THE REQUEST: Rewrite the records from the first line up to and including the line with "promo-rule-line: 依店家公告為準。 —", updating "step-number-badge" to "step-badge" and leaving everything else unchanged.

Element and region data
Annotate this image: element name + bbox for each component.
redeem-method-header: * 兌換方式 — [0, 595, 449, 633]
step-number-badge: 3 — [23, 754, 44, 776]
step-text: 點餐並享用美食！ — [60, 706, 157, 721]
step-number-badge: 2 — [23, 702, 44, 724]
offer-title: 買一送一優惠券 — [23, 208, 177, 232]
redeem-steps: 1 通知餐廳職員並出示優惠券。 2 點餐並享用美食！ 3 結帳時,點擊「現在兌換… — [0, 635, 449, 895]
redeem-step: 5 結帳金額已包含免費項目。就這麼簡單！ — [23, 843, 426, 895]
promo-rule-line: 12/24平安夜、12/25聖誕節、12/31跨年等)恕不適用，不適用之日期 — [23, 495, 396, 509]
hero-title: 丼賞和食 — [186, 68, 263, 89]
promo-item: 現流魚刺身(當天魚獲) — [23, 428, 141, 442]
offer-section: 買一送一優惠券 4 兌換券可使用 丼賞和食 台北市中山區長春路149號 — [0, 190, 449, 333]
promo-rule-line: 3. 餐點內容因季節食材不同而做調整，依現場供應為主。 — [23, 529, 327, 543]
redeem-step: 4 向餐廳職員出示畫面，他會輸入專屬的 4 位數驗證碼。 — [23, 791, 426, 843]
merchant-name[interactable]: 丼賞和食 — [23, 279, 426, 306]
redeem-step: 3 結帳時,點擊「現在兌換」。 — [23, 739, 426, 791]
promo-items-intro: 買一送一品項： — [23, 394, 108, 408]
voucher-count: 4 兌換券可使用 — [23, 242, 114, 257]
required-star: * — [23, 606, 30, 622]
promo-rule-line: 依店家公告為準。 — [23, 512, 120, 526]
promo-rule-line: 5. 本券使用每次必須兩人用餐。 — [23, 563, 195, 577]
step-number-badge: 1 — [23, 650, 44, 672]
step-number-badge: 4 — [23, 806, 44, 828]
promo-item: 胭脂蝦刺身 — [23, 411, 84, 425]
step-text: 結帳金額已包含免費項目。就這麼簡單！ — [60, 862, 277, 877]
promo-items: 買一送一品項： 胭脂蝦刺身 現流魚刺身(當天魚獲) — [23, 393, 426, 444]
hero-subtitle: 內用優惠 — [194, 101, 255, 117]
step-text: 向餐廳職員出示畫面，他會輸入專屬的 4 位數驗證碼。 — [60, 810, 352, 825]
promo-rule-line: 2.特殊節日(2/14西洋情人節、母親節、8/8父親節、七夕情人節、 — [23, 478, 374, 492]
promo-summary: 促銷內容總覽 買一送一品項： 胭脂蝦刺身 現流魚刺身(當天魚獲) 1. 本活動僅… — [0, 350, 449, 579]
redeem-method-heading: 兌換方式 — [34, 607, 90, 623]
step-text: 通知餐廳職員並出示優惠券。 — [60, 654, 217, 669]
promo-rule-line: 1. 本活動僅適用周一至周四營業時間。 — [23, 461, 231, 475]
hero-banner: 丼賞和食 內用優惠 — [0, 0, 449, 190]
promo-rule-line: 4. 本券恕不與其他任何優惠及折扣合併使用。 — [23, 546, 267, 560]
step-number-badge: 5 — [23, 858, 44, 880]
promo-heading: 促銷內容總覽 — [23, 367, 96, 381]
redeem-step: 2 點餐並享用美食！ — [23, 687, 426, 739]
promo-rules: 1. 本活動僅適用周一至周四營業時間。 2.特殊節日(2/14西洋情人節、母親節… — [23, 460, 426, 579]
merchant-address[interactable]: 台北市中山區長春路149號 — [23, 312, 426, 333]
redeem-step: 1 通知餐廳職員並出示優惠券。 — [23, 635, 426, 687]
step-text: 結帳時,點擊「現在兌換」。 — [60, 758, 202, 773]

WORKED ANSWER:
Annotate this image: element name + bbox for each component.
redeem-method-header: * 兌換方式 — [0, 595, 449, 633]
step-badge: 3 — [23, 754, 44, 776]
step-text: 點餐並享用美食！ — [60, 706, 157, 721]
step-badge: 2 — [23, 702, 44, 724]
offer-title: 買一送一優惠券 — [23, 208, 177, 232]
redeem-steps: 1 通知餐廳職員並出示優惠券。 2 點餐並享用美食！ 3 結帳時,點擊「現在兌換… — [0, 635, 449, 895]
redeem-step: 5 結帳金額已包含免費項目。就這麼簡單！ — [23, 843, 426, 895]
promo-rule-line: 12/24平安夜、12/25聖誕節、12/31跨年等)恕不適用，不適用之日期 — [23, 495, 396, 509]
hero-title: 丼賞和食 — [186, 68, 263, 89]
promo-item: 現流魚刺身(當天魚獲) — [23, 428, 141, 442]
offer-section: 買一送一優惠券 4 兌換券可使用 丼賞和食 台北市中山區長春路149號 — [0, 190, 449, 333]
promo-rule-line: 3. 餐點內容因季節食材不同而做調整，依現場供應為主。 — [23, 529, 327, 543]
redeem-step: 4 向餐廳職員出示畫面，他會輸入專屬的 4 位數驗證碼。 — [23, 791, 426, 843]
merchant-name[interactable]: 丼賞和食 — [23, 279, 426, 306]
redeem-step: 3 結帳時,點擊「現在兌換」。 — [23, 739, 426, 791]
promo-items-intro: 買一送一品項： — [23, 394, 108, 408]
voucher-count: 4 兌換券可使用 — [23, 242, 114, 257]
required-star: * — [23, 606, 30, 622]
promo-rule-line: 依店家公告為準。 — [23, 512, 120, 526]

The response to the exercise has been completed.